### Extracts from a graphics dataset:
--- BEGIN ---

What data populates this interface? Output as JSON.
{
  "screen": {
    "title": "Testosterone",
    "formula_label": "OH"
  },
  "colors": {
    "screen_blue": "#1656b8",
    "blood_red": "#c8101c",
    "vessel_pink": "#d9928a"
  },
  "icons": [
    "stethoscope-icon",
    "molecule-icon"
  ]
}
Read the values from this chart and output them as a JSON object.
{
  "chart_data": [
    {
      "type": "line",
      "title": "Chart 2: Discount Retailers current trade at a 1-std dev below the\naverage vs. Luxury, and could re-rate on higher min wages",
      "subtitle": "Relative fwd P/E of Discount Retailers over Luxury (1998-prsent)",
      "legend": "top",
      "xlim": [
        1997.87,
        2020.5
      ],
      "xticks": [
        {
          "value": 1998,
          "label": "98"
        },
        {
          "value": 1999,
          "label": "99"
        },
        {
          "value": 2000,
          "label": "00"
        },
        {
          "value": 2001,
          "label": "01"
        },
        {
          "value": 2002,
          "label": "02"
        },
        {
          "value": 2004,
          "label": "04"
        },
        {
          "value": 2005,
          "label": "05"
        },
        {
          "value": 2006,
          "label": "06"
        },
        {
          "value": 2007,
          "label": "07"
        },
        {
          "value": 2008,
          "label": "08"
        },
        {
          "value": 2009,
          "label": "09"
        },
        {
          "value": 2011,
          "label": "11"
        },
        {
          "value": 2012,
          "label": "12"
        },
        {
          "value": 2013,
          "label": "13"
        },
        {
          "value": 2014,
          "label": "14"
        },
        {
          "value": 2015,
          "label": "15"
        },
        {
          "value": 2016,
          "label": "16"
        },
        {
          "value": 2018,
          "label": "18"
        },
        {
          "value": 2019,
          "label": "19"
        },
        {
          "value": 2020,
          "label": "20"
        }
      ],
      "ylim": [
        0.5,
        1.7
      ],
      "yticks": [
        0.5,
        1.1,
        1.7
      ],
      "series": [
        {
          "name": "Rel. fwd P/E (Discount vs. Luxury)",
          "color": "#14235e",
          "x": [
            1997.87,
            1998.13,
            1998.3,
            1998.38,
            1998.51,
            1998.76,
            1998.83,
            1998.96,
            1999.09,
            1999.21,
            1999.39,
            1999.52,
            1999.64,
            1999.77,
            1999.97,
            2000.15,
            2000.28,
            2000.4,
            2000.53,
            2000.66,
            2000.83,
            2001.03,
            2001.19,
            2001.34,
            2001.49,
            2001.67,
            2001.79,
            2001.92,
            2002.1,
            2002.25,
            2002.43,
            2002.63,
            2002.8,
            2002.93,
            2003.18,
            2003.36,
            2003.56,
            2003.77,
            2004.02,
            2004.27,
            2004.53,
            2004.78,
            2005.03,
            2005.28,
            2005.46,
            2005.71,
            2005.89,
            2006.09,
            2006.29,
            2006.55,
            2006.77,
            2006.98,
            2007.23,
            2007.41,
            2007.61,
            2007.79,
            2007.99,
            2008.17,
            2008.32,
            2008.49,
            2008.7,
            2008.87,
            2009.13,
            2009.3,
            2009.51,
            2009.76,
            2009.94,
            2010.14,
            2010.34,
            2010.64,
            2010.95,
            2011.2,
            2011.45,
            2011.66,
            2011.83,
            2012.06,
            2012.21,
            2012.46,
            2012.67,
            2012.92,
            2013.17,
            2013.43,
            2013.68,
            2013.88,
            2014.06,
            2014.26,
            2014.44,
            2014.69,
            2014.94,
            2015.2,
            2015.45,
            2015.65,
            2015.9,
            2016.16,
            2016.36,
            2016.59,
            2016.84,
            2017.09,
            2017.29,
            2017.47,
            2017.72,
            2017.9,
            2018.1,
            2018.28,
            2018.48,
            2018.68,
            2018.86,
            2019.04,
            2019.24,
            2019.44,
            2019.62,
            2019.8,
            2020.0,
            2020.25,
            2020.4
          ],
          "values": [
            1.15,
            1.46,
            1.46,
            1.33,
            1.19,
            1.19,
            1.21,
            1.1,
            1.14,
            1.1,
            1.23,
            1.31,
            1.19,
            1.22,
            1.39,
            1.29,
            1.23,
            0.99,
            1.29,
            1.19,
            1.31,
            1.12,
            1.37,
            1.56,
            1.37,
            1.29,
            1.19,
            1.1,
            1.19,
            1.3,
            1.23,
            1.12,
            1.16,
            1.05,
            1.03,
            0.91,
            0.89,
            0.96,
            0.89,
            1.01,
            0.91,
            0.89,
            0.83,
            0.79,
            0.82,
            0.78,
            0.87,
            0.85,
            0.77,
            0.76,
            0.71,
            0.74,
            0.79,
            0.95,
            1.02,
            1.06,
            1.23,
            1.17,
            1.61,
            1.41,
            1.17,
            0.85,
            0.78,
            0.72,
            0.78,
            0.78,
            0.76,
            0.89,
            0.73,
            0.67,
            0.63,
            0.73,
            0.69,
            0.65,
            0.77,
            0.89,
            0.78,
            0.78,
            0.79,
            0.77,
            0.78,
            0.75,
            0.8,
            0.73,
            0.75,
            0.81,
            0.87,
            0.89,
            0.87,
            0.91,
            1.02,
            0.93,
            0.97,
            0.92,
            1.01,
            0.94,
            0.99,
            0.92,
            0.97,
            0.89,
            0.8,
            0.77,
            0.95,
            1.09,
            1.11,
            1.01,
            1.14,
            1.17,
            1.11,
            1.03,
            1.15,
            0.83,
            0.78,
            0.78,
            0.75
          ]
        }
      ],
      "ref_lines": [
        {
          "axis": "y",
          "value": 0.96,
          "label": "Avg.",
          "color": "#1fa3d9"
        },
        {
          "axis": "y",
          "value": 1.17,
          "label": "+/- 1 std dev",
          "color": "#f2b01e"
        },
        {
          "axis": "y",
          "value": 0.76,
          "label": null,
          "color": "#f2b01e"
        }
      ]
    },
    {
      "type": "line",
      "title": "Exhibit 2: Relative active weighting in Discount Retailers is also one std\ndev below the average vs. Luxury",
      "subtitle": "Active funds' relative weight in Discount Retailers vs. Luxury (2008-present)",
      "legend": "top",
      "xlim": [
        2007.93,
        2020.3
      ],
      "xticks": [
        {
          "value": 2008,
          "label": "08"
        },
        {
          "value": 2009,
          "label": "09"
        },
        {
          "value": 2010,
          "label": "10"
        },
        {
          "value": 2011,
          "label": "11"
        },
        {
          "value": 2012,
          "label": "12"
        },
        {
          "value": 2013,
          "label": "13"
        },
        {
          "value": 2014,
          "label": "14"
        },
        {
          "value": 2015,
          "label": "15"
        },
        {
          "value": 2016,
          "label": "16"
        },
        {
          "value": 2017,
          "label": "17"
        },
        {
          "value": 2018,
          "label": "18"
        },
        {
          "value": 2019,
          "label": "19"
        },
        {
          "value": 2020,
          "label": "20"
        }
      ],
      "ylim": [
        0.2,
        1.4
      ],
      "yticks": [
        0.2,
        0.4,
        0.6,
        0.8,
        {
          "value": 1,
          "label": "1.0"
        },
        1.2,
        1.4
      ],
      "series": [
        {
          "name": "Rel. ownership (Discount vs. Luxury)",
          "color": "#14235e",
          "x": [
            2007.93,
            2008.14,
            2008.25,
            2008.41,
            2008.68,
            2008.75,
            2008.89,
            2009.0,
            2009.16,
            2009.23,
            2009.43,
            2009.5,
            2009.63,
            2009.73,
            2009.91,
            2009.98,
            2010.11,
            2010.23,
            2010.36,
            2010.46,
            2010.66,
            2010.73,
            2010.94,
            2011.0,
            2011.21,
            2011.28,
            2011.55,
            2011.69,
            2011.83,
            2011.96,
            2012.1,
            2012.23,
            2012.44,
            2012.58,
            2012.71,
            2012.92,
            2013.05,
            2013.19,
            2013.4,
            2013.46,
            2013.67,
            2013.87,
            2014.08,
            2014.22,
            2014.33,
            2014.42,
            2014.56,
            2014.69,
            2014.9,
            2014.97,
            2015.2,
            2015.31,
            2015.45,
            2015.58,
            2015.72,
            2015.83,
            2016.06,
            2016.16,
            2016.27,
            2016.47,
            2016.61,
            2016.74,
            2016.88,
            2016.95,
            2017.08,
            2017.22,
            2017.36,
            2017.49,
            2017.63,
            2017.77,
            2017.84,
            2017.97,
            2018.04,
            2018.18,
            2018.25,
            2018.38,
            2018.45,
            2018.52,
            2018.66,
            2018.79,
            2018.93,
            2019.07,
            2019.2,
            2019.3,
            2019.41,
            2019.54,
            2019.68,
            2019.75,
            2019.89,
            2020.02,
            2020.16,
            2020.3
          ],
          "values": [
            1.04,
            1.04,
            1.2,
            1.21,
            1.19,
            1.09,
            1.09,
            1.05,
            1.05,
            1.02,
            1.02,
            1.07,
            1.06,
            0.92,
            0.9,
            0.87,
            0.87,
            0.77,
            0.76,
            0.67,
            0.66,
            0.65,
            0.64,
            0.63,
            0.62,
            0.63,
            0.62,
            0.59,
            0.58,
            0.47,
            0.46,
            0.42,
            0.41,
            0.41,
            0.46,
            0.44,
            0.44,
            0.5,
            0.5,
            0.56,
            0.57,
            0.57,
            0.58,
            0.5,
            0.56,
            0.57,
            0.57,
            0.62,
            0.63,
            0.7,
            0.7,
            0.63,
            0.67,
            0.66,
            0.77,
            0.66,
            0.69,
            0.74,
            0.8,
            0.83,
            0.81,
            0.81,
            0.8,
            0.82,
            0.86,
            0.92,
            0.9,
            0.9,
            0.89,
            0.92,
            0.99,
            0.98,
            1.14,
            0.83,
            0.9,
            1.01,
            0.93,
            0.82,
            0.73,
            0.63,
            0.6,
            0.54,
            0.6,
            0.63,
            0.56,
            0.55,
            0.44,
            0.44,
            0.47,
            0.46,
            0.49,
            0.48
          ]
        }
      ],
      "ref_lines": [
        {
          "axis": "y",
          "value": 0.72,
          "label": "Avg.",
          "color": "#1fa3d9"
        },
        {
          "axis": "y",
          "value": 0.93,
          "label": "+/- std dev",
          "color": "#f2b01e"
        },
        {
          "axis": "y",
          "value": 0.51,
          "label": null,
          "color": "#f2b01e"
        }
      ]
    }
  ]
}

--- END ---

### Your goal:
Show all lines from the listing above in which "this" appears.

### Completed exercise:
What data populates this interface? Output as JSON.
Read the values from this chart and output them as a JSON object.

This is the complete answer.